Aim of the task: Set the data down again, exactly as it reads, but without the pictures.

Input:

......

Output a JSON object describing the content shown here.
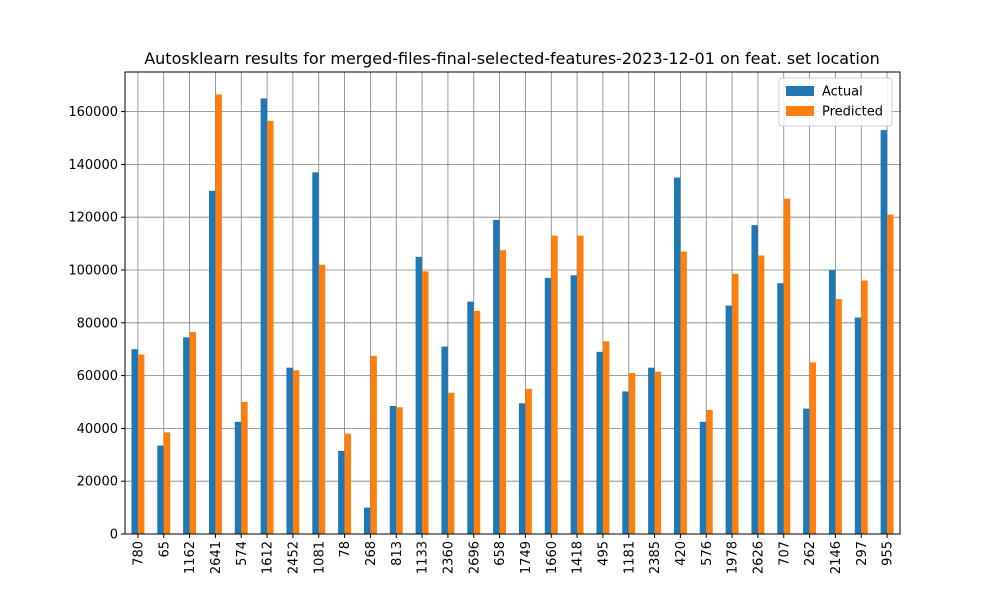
{
  "chart_data": {
    "type": "bar",
    "title": "Autosklearn results for merged-files-final-selected-features-2023-12-01 on feat. set location",
    "xlabel": "",
    "ylabel": "",
    "categories": [
      "780",
      "65",
      "1162",
      "2641",
      "574",
      "1612",
      "2452",
      "1081",
      "78",
      "268",
      "813",
      "1133",
      "2360",
      "2696",
      "658",
      "1749",
      "1660",
      "1418",
      "495",
      "1181",
      "2385",
      "420",
      "576",
      "1978",
      "2626",
      "707",
      "262",
      "2146",
      "297",
      "955"
    ],
    "series": [
      {
        "name": "Actual",
        "color": "#1f77b4",
        "values": [
          70000,
          33500,
          74500,
          130000,
          42500,
          165000,
          63000,
          137000,
          31500,
          10000,
          48500,
          105000,
          71000,
          88000,
          119000,
          49500,
          97000,
          98000,
          69000,
          54000,
          63000,
          135000,
          42500,
          86500,
          117000,
          95000,
          47500,
          100000,
          82000,
          153000
        ]
      },
      {
        "name": "Predicted",
        "color": "#ff7f0e",
        "values": [
          68000,
          38500,
          76500,
          166500,
          50000,
          156500,
          62000,
          102000,
          38000,
          67500,
          48000,
          99500,
          53500,
          84500,
          107500,
          55000,
          113000,
          113000,
          73000,
          61000,
          61500,
          107000,
          47000,
          98500,
          105500,
          127000,
          65000,
          89000,
          96000,
          121000
        ]
      }
    ],
    "ylim": [
      0,
      175000
    ],
    "yticks": [
      0,
      20000,
      40000,
      60000,
      80000,
      100000,
      120000,
      140000,
      160000
    ],
    "ytick_labels": [
      "0",
      "20000",
      "40000",
      "60000",
      "80000",
      "100000",
      "120000",
      "140000",
      "160000"
    ],
    "grid": true,
    "grid_color": "#808080",
    "legend_position": "top-right"
  }
}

......

Answer for the task:
Output a JSON object describing the content shown here.
{
  "chart_data": {
    "type": "bar",
    "title": "Autosklearn results for merged-files-final-selected-features-2023-12-01 on feat. set location",
    "xlabel": "",
    "ylabel": "",
    "categories": [
      "780",
      "65",
      "1162",
      "2641",
      "574",
      "1612",
      "2452",
      "1081",
      "78",
      "268",
      "813",
      "1133",
      "2360",
      "2696",
      "658",
      "1749",
      "1660",
      "1418",
      "495",
      "1181",
      "2385",
      "420",
      "576",
      "1978",
      "2626",
      "707",
      "262",
      "2146",
      "297",
      "955"
    ],
    "series": [
      {
        "name": "Actual",
        "color": "#1f77b4",
        "values": [
          70000,
          33500,
          74500,
          130000,
          42500,
          165000,
          63000,
          137000,
          31500,
          10000,
          48500,
          105000,
          71000,
          88000,
          119000,
          49500,
          97000,
          98000,
          69000,
          54000,
          63000,
          135000,
          42500,
          86500,
          117000,
          95000,
          47500,
          100000,
          82000,
          153000
        ]
      },
      {
        "name": "Predicted",
        "color": "#ff7f0e",
        "values": [
          68000,
          38500,
          76500,
          166500,
          50000,
          156500,
          62000,
          102000,
          38000,
          67500,
          48000,
          99500,
          53500,
          84500,
          107500,
          55000,
          113000,
          113000,
          73000,
          61000,
          61500,
          107000,
          47000,
          98500,
          105500,
          127000,
          65000,
          89000,
          96000,
          121000
        ]
      }
    ],
    "ylim": [
      0,
      175000
    ],
    "yticks": [
      0,
      20000,
      40000,
      60000,
      80000,
      100000,
      120000,
      140000,
      160000
    ],
    "ytick_labels": [
      "0",
      "20000",
      "40000",
      "60000",
      "80000",
      "100000",
      "120000",
      "140000",
      "160000"
    ],
    "grid": true,
    "grid_color": "#808080",
    "legend_position": "top-right"
  }
}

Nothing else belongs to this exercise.